**TASK INPUTS**
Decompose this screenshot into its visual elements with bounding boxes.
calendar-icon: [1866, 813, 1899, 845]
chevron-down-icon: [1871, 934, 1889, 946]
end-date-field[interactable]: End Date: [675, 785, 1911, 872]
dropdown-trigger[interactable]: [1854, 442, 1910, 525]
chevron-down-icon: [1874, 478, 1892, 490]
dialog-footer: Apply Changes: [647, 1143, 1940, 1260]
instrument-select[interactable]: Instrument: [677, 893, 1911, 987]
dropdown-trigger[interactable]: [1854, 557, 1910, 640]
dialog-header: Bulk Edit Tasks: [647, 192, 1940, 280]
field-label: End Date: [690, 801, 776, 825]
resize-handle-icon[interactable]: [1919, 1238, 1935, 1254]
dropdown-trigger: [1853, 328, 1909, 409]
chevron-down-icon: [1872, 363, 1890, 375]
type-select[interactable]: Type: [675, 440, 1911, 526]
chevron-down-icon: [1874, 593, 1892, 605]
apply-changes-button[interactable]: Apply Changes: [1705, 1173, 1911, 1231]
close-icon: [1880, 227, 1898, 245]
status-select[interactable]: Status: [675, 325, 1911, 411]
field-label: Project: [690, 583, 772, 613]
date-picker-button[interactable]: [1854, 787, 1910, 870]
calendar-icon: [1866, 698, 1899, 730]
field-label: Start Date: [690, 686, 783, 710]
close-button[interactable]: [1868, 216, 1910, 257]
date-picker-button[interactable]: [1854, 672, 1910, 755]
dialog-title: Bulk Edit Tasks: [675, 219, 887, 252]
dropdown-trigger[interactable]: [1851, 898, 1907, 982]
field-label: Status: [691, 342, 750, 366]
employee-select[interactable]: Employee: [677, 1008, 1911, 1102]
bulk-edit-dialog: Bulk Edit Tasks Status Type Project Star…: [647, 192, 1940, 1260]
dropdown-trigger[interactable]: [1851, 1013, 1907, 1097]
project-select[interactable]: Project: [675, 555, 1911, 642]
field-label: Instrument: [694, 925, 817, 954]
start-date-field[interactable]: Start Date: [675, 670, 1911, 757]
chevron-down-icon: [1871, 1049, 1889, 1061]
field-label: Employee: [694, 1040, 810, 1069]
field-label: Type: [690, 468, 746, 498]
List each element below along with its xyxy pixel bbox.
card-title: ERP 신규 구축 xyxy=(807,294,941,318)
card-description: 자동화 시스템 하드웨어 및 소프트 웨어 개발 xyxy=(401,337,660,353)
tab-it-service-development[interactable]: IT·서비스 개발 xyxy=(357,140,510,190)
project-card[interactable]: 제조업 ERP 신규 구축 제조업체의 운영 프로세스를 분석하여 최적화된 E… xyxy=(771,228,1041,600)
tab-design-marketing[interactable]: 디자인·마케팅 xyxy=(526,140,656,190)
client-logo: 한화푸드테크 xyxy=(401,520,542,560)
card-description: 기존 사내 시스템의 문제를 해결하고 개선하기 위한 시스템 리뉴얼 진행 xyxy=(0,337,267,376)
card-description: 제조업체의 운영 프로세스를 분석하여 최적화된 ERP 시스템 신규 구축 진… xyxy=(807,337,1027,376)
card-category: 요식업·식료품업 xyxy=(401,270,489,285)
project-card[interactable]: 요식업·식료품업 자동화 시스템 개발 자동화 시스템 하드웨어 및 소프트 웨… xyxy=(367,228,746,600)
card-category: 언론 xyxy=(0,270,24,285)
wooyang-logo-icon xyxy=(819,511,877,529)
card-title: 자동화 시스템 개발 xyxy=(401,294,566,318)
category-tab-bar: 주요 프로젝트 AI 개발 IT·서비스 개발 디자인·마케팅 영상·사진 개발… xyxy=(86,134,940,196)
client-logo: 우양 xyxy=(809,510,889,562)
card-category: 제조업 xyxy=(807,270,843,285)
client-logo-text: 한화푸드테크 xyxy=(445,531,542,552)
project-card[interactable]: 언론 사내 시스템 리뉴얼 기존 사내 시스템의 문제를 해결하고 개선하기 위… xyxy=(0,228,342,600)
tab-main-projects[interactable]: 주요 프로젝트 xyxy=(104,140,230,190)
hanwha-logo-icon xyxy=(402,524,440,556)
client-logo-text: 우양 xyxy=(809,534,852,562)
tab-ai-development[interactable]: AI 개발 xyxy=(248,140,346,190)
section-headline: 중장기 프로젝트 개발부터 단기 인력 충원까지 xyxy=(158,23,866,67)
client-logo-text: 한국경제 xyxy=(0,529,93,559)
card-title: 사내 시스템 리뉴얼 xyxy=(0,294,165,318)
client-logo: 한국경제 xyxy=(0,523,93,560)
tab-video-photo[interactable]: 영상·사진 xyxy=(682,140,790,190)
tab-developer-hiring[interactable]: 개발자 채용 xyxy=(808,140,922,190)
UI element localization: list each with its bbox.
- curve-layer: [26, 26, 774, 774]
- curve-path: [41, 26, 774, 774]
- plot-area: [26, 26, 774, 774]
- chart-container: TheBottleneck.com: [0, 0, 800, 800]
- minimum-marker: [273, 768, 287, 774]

**WHAT THIS TASK INVOLVES**
Can you repeat all of the lines above with every "chevron-down-icon" renamed to "caret-down-icon" and nothing else changed?

**EXPECTED ANSWER**
Decompose this screenshot into its visual elements with bounding boxes.
calendar-icon: [1866, 813, 1899, 845]
caret-down-icon: [1871, 934, 1889, 946]
end-date-field[interactable]: End Date: [675, 785, 1911, 872]
dropdown-trigger[interactable]: [1854, 442, 1910, 525]
caret-down-icon: [1874, 478, 1892, 490]
dialog-footer: Apply Changes: [647, 1143, 1940, 1260]
instrument-select[interactable]: Instrument: [677, 893, 1911, 987]
dropdown-trigger[interactable]: [1854, 557, 1910, 640]
dialog-header: Bulk Edit Tasks: [647, 192, 1940, 280]
field-label: End Date: [690, 801, 776, 825]
resize-handle-icon[interactable]: [1919, 1238, 1935, 1254]
dropdown-trigger: [1853, 328, 1909, 409]
caret-down-icon: [1872, 363, 1890, 375]
type-select[interactable]: Type: [675, 440, 1911, 526]
caret-down-icon: [1874, 593, 1892, 605]
apply-changes-button[interactable]: Apply Changes: [1705, 1173, 1911, 1231]
close-icon: [1880, 227, 1898, 245]
status-select[interactable]: Status: [675, 325, 1911, 411]
field-label: Project: [690, 583, 772, 613]
date-picker-button[interactable]: [1854, 787, 1910, 870]
calendar-icon: [1866, 698, 1899, 730]
field-label: Start Date: [690, 686, 783, 710]
close-button[interactable]: [1868, 216, 1910, 257]
date-picker-button[interactable]: [1854, 672, 1910, 755]
dialog-title: Bulk Edit Tasks: [675, 219, 887, 252]
dropdown-trigger[interactable]: [1851, 898, 1907, 982]
field-label: Status: [691, 342, 750, 366]
employee-select[interactable]: Employee: [677, 1008, 1911, 1102]
bulk-edit-dialog: Bulk Edit Tasks Status Type Project Star…: [647, 192, 1940, 1260]
dropdown-trigger[interactable]: [1851, 1013, 1907, 1097]
project-select[interactable]: Project: [675, 555, 1911, 642]
field-label: Instrument: [694, 925, 817, 954]
start-date-field[interactable]: Start Date: [675, 670, 1911, 757]
caret-down-icon: [1871, 1049, 1889, 1061]
field-label: Employee: [694, 1040, 810, 1069]
field-label: Type: [690, 468, 746, 498]
List each element below along with its xyxy pixel bbox.
card-title: ERP 신규 구축 xyxy=(807,294,941,318)
card-description: 자동화 시스템 하드웨어 및 소프트 웨어 개발 xyxy=(401,337,660,353)
tab-it-service-development[interactable]: IT·서비스 개발 xyxy=(357,140,510,190)
project-card[interactable]: 제조업 ERP 신규 구축 제조업체의 운영 프로세스를 분석하여 최적화된 E… xyxy=(771,228,1041,600)
tab-design-marketing[interactable]: 디자인·마케팅 xyxy=(526,140,656,190)
client-logo: 한화푸드테크 xyxy=(401,520,542,560)
card-description: 기존 사내 시스템의 문제를 해결하고 개선하기 위한 시스템 리뉴얼 진행 xyxy=(0,337,267,376)
card-description: 제조업체의 운영 프로세스를 분석하여 최적화된 ERP 시스템 신규 구축 진… xyxy=(807,337,1027,376)
card-category: 요식업·식료품업 xyxy=(401,270,489,285)
project-card[interactable]: 요식업·식료품업 자동화 시스템 개발 자동화 시스템 하드웨어 및 소프트 웨… xyxy=(367,228,746,600)
card-category: 언론 xyxy=(0,270,24,285)
wooyang-logo-icon xyxy=(819,511,877,529)
card-title: 자동화 시스템 개발 xyxy=(401,294,566,318)
category-tab-bar: 주요 프로젝트 AI 개발 IT·서비스 개발 디자인·마케팅 영상·사진 개발… xyxy=(86,134,940,196)
client-logo: 우양 xyxy=(809,510,889,562)
card-category: 제조업 xyxy=(807,270,843,285)
client-logo-text: 한화푸드테크 xyxy=(445,531,542,552)
project-card[interactable]: 언론 사내 시스템 리뉴얼 기존 사내 시스템의 문제를 해결하고 개선하기 위… xyxy=(0,228,342,600)
tab-main-projects[interactable]: 주요 프로젝트 xyxy=(104,140,230,190)
hanwha-logo-icon xyxy=(402,524,440,556)
client-logo-text: 우양 xyxy=(809,534,852,562)
tab-ai-development[interactable]: AI 개발 xyxy=(248,140,346,190)
section-headline: 중장기 프로젝트 개발부터 단기 인력 충원까지 xyxy=(158,23,866,67)
client-logo-text: 한국경제 xyxy=(0,529,93,559)
card-title: 사내 시스템 리뉴얼 xyxy=(0,294,165,318)
client-logo: 한국경제 xyxy=(0,523,93,560)
tab-video-photo[interactable]: 영상·사진 xyxy=(682,140,790,190)
tab-developer-hiring[interactable]: 개발자 채용 xyxy=(808,140,922,190)
UI element localization: list each with its bbox.
- curve-layer: [26, 26, 774, 774]
- curve-path: [41, 26, 774, 774]
- plot-area: [26, 26, 774, 774]
- chart-container: TheBottleneck.com: [0, 0, 800, 800]
- minimum-marker: [273, 768, 287, 774]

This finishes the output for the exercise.